## Available records
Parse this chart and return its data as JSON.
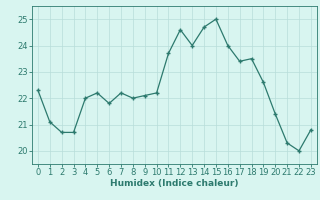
{
  "x": [
    0,
    1,
    2,
    3,
    4,
    5,
    6,
    7,
    8,
    9,
    10,
    11,
    12,
    13,
    14,
    15,
    16,
    17,
    18,
    19,
    20,
    21,
    22,
    23
  ],
  "y": [
    22.3,
    21.1,
    20.7,
    20.7,
    22.0,
    22.2,
    21.8,
    22.2,
    22.0,
    22.1,
    22.2,
    23.7,
    24.6,
    24.0,
    24.7,
    25.0,
    24.0,
    23.4,
    23.5,
    22.6,
    21.4,
    20.3,
    20.0,
    20.8
  ],
  "xlabel": "Humidex (Indice chaleur)",
  "xlim": [
    -0.5,
    23.5
  ],
  "ylim": [
    19.5,
    25.5
  ],
  "yticks": [
    20,
    21,
    22,
    23,
    24,
    25
  ],
  "xticks": [
    0,
    1,
    2,
    3,
    4,
    5,
    6,
    7,
    8,
    9,
    10,
    11,
    12,
    13,
    14,
    15,
    16,
    17,
    18,
    19,
    20,
    21,
    22,
    23
  ],
  "line_color": "#2d7a6e",
  "marker_color": "#2d7a6e",
  "bg_color": "#d8f5f0",
  "grid_color": "#b8deda",
  "axis_label_color": "#2d7a6e",
  "tick_color": "#2d7a6e",
  "font_size_axis": 6.5,
  "font_size_ticks": 6.0
}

## What the task requires
Return each line exactly as written. Any picture gets left out.

## Finished exercise
Parse this chart and return its data as JSON.
{
  "x": [
    0,
    1,
    2,
    3,
    4,
    5,
    6,
    7,
    8,
    9,
    10,
    11,
    12,
    13,
    14,
    15,
    16,
    17,
    18,
    19,
    20,
    21,
    22,
    23
  ],
  "y": [
    22.3,
    21.1,
    20.7,
    20.7,
    22.0,
    22.2,
    21.8,
    22.2,
    22.0,
    22.1,
    22.2,
    23.7,
    24.6,
    24.0,
    24.7,
    25.0,
    24.0,
    23.4,
    23.5,
    22.6,
    21.4,
    20.3,
    20.0,
    20.8
  ],
  "xlabel": "Humidex (Indice chaleur)",
  "xlim": [
    -0.5,
    23.5
  ],
  "ylim": [
    19.5,
    25.5
  ],
  "yticks": [
    20,
    21,
    22,
    23,
    24,
    25
  ],
  "xticks": [
    0,
    1,
    2,
    3,
    4,
    5,
    6,
    7,
    8,
    9,
    10,
    11,
    12,
    13,
    14,
    15,
    16,
    17,
    18,
    19,
    20,
    21,
    22,
    23
  ],
  "line_color": "#2d7a6e",
  "marker_color": "#2d7a6e",
  "bg_color": "#d8f5f0",
  "grid_color": "#b8deda",
  "axis_label_color": "#2d7a6e",
  "tick_color": "#2d7a6e",
  "font_size_axis": 6.5,
  "font_size_ticks": 6.0
}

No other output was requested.